> _What you will do_: Extract every line where the string "triangle" appears.

(Collected data)
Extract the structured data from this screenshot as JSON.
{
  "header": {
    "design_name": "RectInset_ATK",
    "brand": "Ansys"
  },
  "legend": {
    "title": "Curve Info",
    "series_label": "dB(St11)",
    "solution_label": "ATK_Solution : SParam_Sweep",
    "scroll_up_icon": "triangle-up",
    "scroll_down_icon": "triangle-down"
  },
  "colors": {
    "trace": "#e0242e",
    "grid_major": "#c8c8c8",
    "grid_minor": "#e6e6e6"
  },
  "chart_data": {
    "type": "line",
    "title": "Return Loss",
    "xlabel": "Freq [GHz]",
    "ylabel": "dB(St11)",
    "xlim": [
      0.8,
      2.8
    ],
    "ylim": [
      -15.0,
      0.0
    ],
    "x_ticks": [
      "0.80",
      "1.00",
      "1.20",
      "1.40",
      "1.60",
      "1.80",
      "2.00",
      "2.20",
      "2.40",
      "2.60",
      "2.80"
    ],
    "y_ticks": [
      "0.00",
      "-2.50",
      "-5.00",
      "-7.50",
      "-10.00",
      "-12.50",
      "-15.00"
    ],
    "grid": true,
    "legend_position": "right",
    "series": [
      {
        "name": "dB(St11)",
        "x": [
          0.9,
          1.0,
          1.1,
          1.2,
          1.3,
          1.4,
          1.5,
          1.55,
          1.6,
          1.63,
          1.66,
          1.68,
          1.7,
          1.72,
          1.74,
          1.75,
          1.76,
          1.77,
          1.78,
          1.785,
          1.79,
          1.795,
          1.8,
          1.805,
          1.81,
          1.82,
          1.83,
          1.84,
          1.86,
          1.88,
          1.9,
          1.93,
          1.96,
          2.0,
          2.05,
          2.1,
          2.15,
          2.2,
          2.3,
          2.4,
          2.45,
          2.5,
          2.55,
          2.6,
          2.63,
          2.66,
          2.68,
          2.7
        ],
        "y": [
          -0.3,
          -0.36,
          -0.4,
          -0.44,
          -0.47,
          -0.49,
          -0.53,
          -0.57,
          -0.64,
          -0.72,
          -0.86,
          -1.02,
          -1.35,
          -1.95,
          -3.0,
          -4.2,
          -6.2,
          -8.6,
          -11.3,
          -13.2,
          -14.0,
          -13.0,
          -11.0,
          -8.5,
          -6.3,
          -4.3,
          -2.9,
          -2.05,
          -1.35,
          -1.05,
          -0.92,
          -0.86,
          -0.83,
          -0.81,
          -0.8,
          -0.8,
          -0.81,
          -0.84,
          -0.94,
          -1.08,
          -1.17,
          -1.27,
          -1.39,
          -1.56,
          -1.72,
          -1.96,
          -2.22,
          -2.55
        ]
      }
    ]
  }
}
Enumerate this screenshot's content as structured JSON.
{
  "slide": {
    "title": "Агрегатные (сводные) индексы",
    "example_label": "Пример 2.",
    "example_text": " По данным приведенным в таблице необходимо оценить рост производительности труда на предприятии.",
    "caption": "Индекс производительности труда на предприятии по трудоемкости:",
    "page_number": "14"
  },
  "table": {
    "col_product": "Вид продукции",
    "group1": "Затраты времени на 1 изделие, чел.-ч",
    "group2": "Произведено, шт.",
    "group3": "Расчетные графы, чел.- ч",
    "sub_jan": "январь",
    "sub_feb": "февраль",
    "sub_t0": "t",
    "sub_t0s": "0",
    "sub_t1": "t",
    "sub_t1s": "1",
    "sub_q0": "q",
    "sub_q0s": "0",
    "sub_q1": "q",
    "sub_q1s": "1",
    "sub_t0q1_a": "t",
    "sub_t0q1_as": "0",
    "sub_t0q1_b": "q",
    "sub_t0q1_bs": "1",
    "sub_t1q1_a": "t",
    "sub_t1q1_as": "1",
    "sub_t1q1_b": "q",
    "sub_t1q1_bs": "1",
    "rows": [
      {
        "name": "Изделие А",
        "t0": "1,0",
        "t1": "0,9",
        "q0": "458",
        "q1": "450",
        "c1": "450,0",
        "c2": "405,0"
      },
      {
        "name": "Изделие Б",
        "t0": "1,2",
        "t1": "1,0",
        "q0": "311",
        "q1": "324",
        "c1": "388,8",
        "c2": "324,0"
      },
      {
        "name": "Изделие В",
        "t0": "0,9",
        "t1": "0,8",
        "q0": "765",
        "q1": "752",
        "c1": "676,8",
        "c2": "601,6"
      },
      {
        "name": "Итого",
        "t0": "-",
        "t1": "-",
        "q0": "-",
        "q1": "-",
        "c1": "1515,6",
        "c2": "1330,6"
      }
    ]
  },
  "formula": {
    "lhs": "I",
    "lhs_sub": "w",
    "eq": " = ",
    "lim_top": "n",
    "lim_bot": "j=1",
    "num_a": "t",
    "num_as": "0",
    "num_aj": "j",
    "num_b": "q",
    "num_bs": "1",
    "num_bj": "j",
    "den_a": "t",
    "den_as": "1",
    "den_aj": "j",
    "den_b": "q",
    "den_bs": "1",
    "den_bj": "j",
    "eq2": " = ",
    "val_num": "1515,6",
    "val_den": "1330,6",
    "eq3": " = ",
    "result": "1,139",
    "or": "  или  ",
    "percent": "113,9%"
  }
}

> _Correct response_:
    "scroll_up_icon": "triangle-up",
    "scroll_down_icon": "triangle-down"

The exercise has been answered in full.